(Dataset entries)

★ ★ ★

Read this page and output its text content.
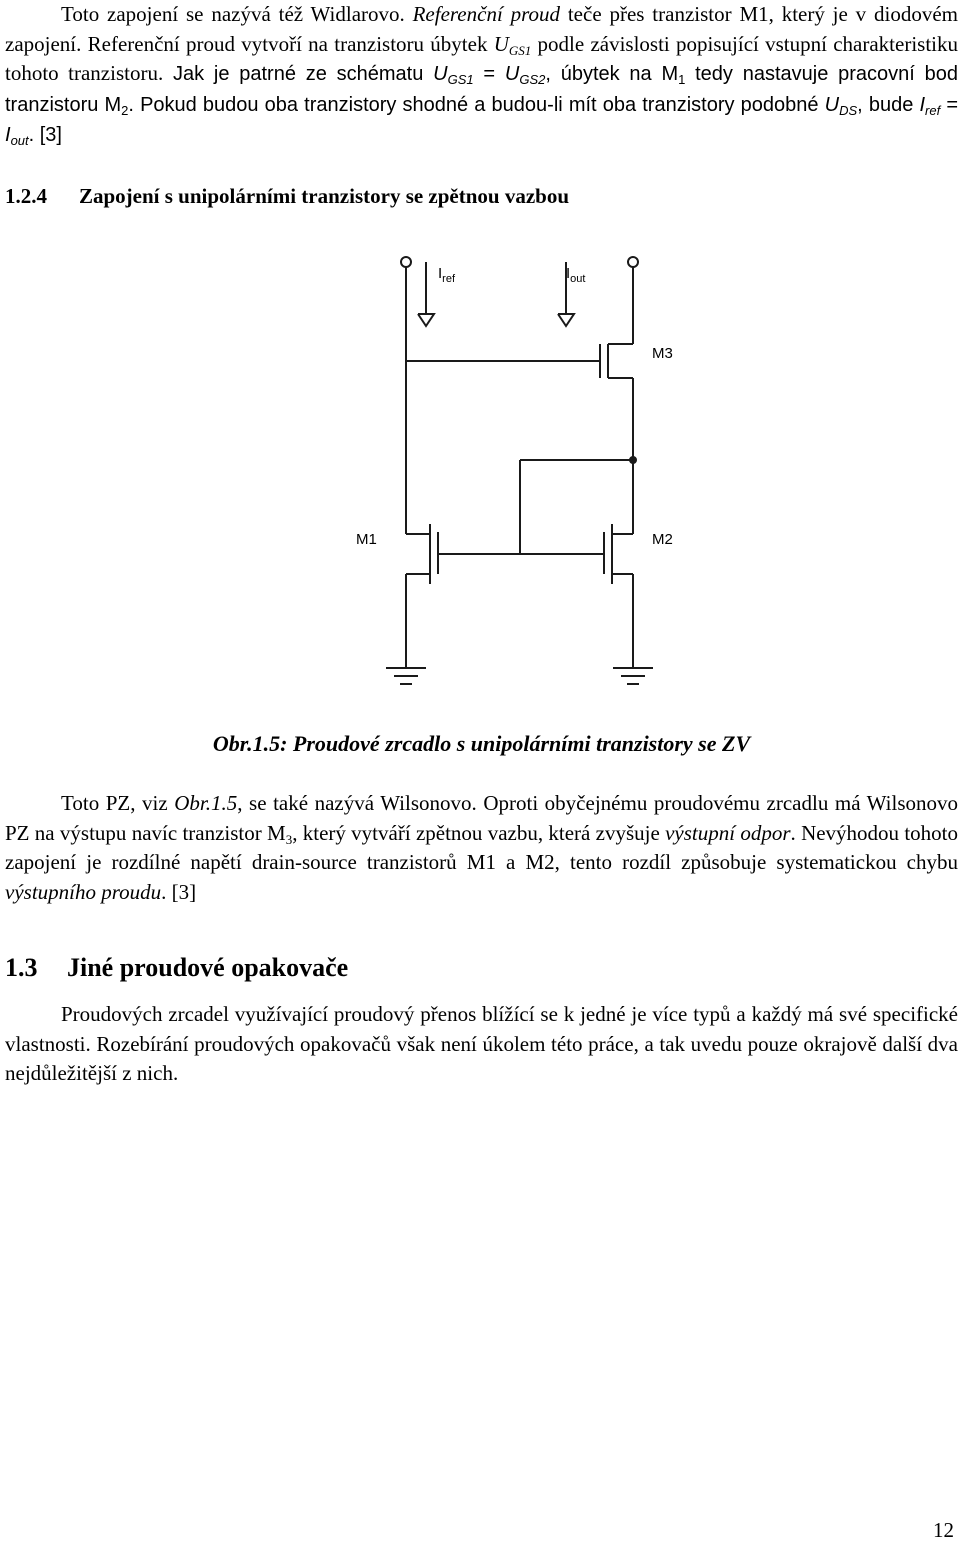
Toto zapojení se nazývá též Widlarovo. Referenční proud teče přes tranzistor M1, který je v diodovém zapojení. Referenční proud vytvoří na tranzistoru úbytek $U_{GS1}$ podle závislosti popisující vstupní charakteristiku tohoto tranzistoru. Jak je patrné ze schématu $U_{GS1} = U_{GS2}$, úbytek na $M_1$ tedy nastavuje pracovní bod tranzistoru $M_2$. Pokud budou oba tranzistory shodné a budou-li mít oba tranzistory podobné $U_{DS}$, bude $I_{ref} = I_{out}$. [3]

1.2.4 Zapojení s unipolárními tranzistory se zpětnou vazbou
$I_{ref}$	$I_{out}$
M3
M1	M2

Obr.1.5: Proudové zrcadlo s unipolárními tranzistory se ZV

Toto PZ, viz Obr.1.5, se také nazývá Wilsonovo. Oproti obyčejnému proudovému zrcadlu má Wilsonovo PZ na výstupu navíc tranzistor $M_3$, který vytváří zpětnou vazbu, která zvyšuje výstupní odpor. Nevýhodou tohoto zapojení je rozdílné napětí drain-source tranzistorů M1 a M2, tento rozdíl způsobuje systematickou chybu výstupního proudu. [3]

1.3 Jiné proudové opakovače

Proudových zrcadel využívající proudový přenos blížící se k jedné je více typů a každý má své specifické vlastnosti. Rozebírání proudových opakovačů však není úkolem této práce, a tak uvedu pouze okrajově další dva nejdůležitější z nich.

12
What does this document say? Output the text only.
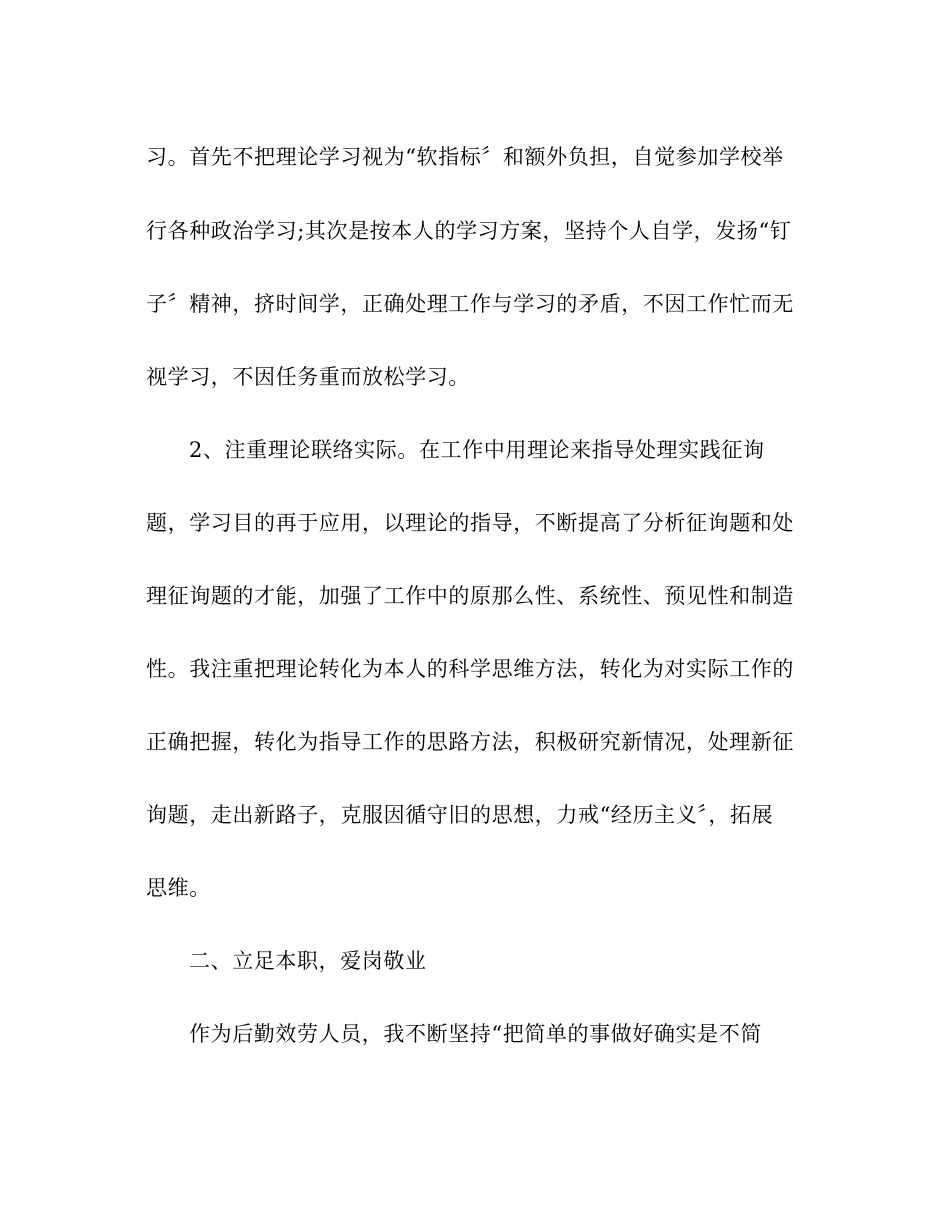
习。首先不把理论学习视为“软指标〞和额外负担，自觉参加学校举
行各种政治学习;其次是按本人的学习方案，坚持个人自学，发扬“钉
子〞精神，挤时间学，正确处理工作与学习的矛盾，不因工作忙而无
视学习，不因任务重而放松学习。
2、注重理论联络实际。在工作中用理论来指导处理实践征询
题，学习目的再于应用，以理论的指导，不断提高了分析征询题和处
理征询题的才能，加强了工作中的原那么性、系统性、预见性和制造
性。我注重把理论转化为本人的科学思维方法，转化为对实际工作的
正确把握，转化为指导工作的思路方法，积极研究新情况，处理新征
询题，走出新路子，克服因循守旧的思想，力戒“经历主义〞，拓展
思维。
二、立足本职，爱岗敬业
作为后勤效劳人员，我不断坚持“把简单的事做好确实是不简
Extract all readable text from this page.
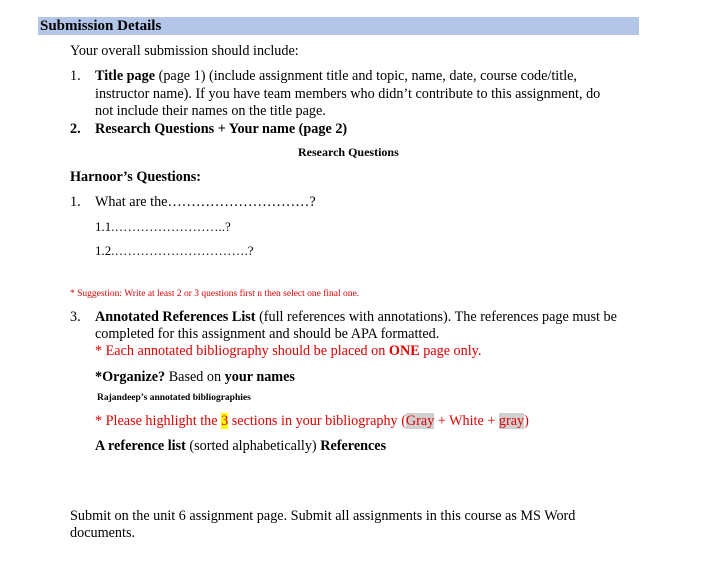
Submission Details
Your overall submission should include:
1. Title page (page 1) (include assignment title and topic, name, date, course code/title,
instructor name). If you have team members who didn’t contribute to this assignment, do
not include their names on the title page.
2. Research Questions + Your name (page 2)
Research Questions
Harnoor’s Questions:
1. What are the…………………………?
1.1.……………………..?
1.2.………………………….?
* Suggestion: Write at least 2 or 3 questions first n then select one final one.
3. Annotated References List (full references with annotations). The references page must be
completed for this assignment and should be APA formatted.
* Each annotated bibliography should be placed on ONE page only.
*Organize? Based on your names
Rajandeep’s annotated bibliographies
* Please highlight the 3 sections in your bibliography (Gray + White + gray)
A reference list (sorted alphabetically) References
Submit on the unit 6 assignment page. Submit all assignments in this course as MS Word
documents.
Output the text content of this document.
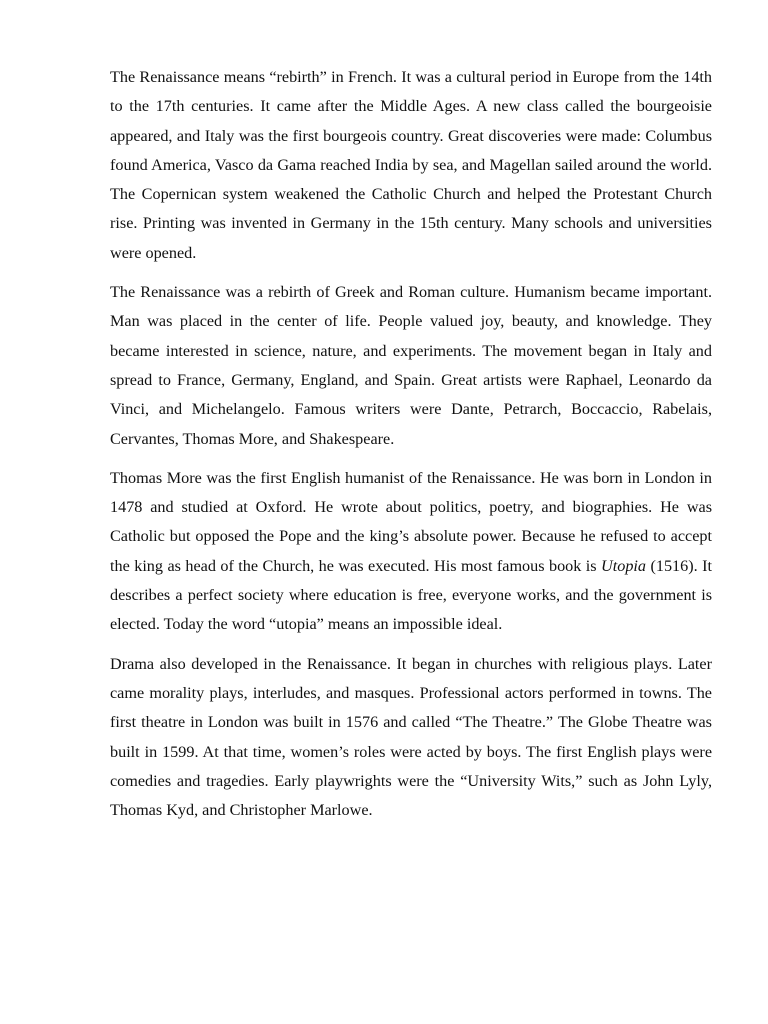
The Renaissance means “rebirth” in French. It was a cultural period in Europe from the 14th to the 17th centuries. It came after the Middle Ages. A new class called the bourgeoisie appeared, and Italy was the first bourgeois country. Great discoveries were made: Columbus found America, Vasco da Gama reached India by sea, and Magellan sailed around the world. The Copernican system weakened the Catholic Church and helped the Protestant Church rise. Printing was invented in Germany in the 15th century. Many schools and universities were opened.

The Renaissance was a rebirth of Greek and Roman culture. Humanism became important. Man was placed in the center of life. People valued joy, beauty, and knowledge. They became interested in science, nature, and experiments. The movement began in Italy and spread to France, Germany, England, and Spain. Great artists were Raphael, Leonardo da Vinci, and Michelangelo. Famous writers were Dante, Petrarch, Boccaccio, Rabelais, Cervantes, Thomas More, and Shakespeare.

Thomas More was the first English humanist of the Renaissance. He was born in London in 1478 and studied at Oxford. He wrote about politics, poetry, and biographies. He was Catholic but opposed the Pope and the king’s absolute power. Because he refused to accept the king as head of the Church, he was executed. His most famous book is Utopia (1516). It describes a perfect society where education is free, everyone works, and the government is elected. Today the word “utopia” means an impossible ideal.

Drama also developed in the Renaissance. It began in churches with religious plays. Later came morality plays, interludes, and masques. Professional actors performed in towns. The first theatre in London was built in 1576 and called “The Theatre.” The Globe Theatre was built in 1599. At that time, women’s roles were acted by boys. The first English plays were comedies and tragedies. Early playwrights were the “University Wits,” such as John Lyly, Thomas Kyd, and Christopher Marlowe.
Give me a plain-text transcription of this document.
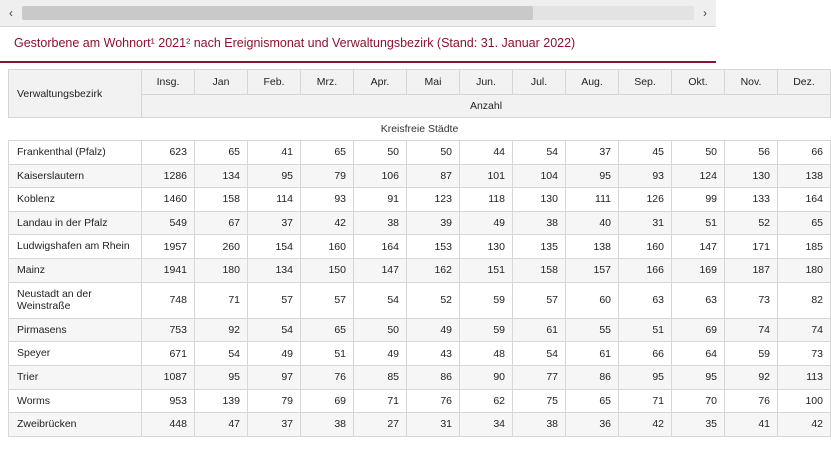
‹	›
Gestorbene am Wohnort¹ 2021² nach Ereignismonat und Verwaltungsbezirk (Stand: 31. Januar 2022)
Verwaltungsbezirk	Insg.	Jan	Feb.	Mrz.	Apr.	Mai	Jun.	Jul.	Aug.	Sep.	Okt.	Nov.	Dez.
	Anzahl												
Kreisfreie Städte													
Frankenthal (Pfalz)	623	65	41	65	50	50	44	54	37	45	50	56	66
Kaiserslautern	1286	134	95	79	106	87	101	104	95	93	124	130	138
Koblenz	1460	158	114	93	91	123	118	130	111	126	99	133	164
Landau in der Pfalz	549	67	37	42	38	39	49	38	40	31	51	52	65
Ludwigshafen am Rhein	1957	260	154	160	164	153	130	135	138	160	147	171	185
Mainz	1941	180	134	150	147	162	151	158	157	166	169	187	180
Neustadt an der Weinstraße	748	71	57	57	54	52	59	57	60	63	63	73	82
Pirmasens	753	92	54	65	50	49	59	61	55	51	69	74	74
Speyer	671	54	49	51	49	43	48	54	61	66	64	59	73
Trier	1087	95	97	76	85	86	90	77	86	95	95	92	113
Worms	953	139	79	69	71	76	62	75	65	71	70	76	100
Zweibrücken	448	47	37	38	27	31	34	38	36	42	35	41	42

★ ★ ★

**TASK REQUIREMENTS**
Filter the listing for the word "bibliography" and copy every line that holds it.

**EXPECTED ANSWER**
* Each annotated bibliography should be placed on ONE page only.
* Please highlight the 3 sections in your bibliography (Gray + White + gray)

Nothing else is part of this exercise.